Copy every line of the listing exactly.

- **RECORDS PROVIDED**
**********

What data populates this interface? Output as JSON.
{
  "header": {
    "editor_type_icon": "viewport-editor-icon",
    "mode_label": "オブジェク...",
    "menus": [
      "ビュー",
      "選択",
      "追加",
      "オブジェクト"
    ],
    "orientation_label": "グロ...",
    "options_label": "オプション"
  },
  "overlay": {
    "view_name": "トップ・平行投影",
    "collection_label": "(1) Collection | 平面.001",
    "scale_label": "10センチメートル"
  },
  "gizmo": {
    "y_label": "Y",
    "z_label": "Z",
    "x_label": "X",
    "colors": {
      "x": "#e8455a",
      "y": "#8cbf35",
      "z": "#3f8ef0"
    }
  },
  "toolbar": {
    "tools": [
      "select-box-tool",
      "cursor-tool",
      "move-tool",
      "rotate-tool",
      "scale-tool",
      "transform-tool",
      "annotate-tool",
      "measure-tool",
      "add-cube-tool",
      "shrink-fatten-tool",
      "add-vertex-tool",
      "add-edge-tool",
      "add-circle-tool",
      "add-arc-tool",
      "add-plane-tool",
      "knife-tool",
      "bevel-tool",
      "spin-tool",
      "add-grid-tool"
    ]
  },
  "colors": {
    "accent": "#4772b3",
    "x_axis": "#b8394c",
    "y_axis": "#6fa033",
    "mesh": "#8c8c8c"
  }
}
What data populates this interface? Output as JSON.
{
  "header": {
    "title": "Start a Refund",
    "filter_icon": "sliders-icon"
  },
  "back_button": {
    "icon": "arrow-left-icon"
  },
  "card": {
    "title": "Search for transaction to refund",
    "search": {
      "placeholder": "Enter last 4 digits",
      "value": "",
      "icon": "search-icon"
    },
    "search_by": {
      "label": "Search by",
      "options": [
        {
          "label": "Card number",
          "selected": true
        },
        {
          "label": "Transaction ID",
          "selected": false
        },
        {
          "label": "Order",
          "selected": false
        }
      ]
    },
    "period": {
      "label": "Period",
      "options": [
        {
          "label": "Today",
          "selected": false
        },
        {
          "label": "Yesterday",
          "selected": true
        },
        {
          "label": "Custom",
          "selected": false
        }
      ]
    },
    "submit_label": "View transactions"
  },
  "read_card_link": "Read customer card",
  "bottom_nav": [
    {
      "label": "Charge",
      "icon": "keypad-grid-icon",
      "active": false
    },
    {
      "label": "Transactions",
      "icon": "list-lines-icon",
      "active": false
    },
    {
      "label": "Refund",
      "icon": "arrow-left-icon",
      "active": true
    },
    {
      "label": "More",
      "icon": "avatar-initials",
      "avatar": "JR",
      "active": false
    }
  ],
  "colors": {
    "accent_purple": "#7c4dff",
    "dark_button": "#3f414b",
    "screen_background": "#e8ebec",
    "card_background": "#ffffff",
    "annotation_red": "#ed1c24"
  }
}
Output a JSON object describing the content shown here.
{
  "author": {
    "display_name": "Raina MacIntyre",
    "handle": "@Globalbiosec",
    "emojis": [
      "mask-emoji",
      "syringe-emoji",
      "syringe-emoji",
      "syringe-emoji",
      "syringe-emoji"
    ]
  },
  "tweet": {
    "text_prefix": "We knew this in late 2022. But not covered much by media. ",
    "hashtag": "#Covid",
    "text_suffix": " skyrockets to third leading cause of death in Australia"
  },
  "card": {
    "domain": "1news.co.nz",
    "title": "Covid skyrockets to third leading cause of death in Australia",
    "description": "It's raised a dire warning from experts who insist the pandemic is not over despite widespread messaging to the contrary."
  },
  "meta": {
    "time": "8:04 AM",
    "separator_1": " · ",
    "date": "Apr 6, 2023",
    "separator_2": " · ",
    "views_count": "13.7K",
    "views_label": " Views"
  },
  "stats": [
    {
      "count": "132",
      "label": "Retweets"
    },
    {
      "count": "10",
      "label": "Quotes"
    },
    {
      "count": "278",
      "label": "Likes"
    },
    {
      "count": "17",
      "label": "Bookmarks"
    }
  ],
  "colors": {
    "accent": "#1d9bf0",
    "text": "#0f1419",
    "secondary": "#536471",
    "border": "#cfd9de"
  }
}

**********

- **TASK SOLUTION**
What data populates this interface? Output as JSON.
{
  "header": {
    "editor_type_icon": "viewport-editor-icon",
    "mode_label": "オブジェク...",
    "menus": [
      "ビュー",
      "選択",
      "追加",
      "オブジェクト"
    ],
    "orientation_label": "グロ...",
    "options_label": "オプション"
  },
  "overlay": {
    "view_name": "トップ・平行投影",
    "collection_label": "(1) Collection | 平面.001",
    "scale_label": "10センチメートル"
  },
  "gizmo": {
    "y_label": "Y",
    "z_label": "Z",
    "x_label": "X",
    "colors": {
      "x": "#e8455a",
      "y": "#8cbf35",
      "z": "#3f8ef0"
    }
  },
  "toolbar": {
    "tools": [
      "select-box-tool",
      "cursor-tool",
      "move-tool",
      "rotate-tool",
      "scale-tool",
      "transform-tool",
      "annotate-tool",
      "measure-tool",
      "add-cube-tool",
      "shrink-fatten-tool",
      "add-vertex-tool",
      "add-edge-tool",
      "add-circle-tool",
      "add-arc-tool",
      "add-plane-tool",
      "knife-tool",
      "bevel-tool",
      "spin-tool",
      "add-grid-tool"
    ]
  },
  "colors": {
    "accent": "#4772b3",
    "x_axis": "#b8394c",
    "y_axis": "#6fa033",
    "mesh": "#8c8c8c"
  }
}
What data populates this interface? Output as JSON.
{
  "header": {
    "title": "Start a Refund",
    "filter_icon": "sliders-icon"
  },
  "back_button": {
    "icon": "arrow-left-icon"
  },
  "card": {
    "title": "Search for transaction to refund",
    "search": {
      "placeholder": "Enter last 4 digits",
      "value": "",
      "icon": "search-icon"
    },
    "search_by": {
      "label": "Search by",
      "options": [
        {
          "label": "Card number",
          "selected": true
        },
        {
          "label": "Transaction ID",
          "selected": false
        },
        {
          "label": "Order",
          "selected": false
        }
      ]
    },
    "period": {
      "label": "Period",
      "options": [
        {
          "label": "Today",
          "selected": false
        },
        {
          "label": "Yesterday",
          "selected": true
        },
        {
          "label": "Custom",
          "selected": false
        }
      ]
    },
    "submit_label": "View transactions"
  },
  "read_card_link": "Read customer card",
  "bottom_nav": [
    {
      "label": "Charge",
      "icon": "keypad-grid-icon",
      "active": false
    },
    {
      "label": "Transactions",
      "icon": "list-lines-icon",
      "active": false
    },
    {
      "label": "Refund",
      "icon": "arrow-left-icon",
      "active": true
    },
    {
      "label": "More",
      "icon": "avatar-initials",
      "avatar": "JR",
      "active": false
    }
  ],
  "colors": {
    "accent_purple": "#7c4dff",
    "dark_button": "#3f414b",
    "screen_background": "#e8ebec",
    "card_background": "#ffffff",
    "annotation_red": "#ed1c24"
  }
}
Output a JSON object describing the content shown here.
{
  "author": {
    "display_name": "Raina MacIntyre",
    "handle": "@Globalbiosec",
    "emojis": [
      "mask-emoji",
      "syringe-emoji",
      "syringe-emoji",
      "syringe-emoji",
      "syringe-emoji"
    ]
  },
  "tweet": {
    "text_prefix": "We knew this in late 2022. But not covered much by media. ",
    "hashtag": "#Covid",
    "text_suffix": " skyrockets to third leading cause of death in Australia"
  },
  "card": {
    "domain": "1news.co.nz",
    "title": "Covid skyrockets to third leading cause of death in Australia",
    "description": "It's raised a dire warning from experts who insist the pandemic is not over despite widespread messaging to the contrary."
  },
  "meta": {
    "time": "8:04 AM",
    "separator_1": " · ",
    "date": "Apr 6, 2023",
    "separator_2": " · ",
    "views_count": "13.7K",
    "views_label": " Views"
  },
  "stats": [
    {
      "count": "132",
      "label": "Retweets"
    },
    {
      "count": "10",
      "label": "Quotes"
    },
    {
      "count": "278",
      "label": "Likes"
    },
    {
      "count": "17",
      "label": "Bookmarks"
    }
  ],
  "colors": {
    "accent": "#1d9bf0",
    "text": "#0f1419",
    "secondary": "#536471",
    "border": "#cfd9de"
  }
}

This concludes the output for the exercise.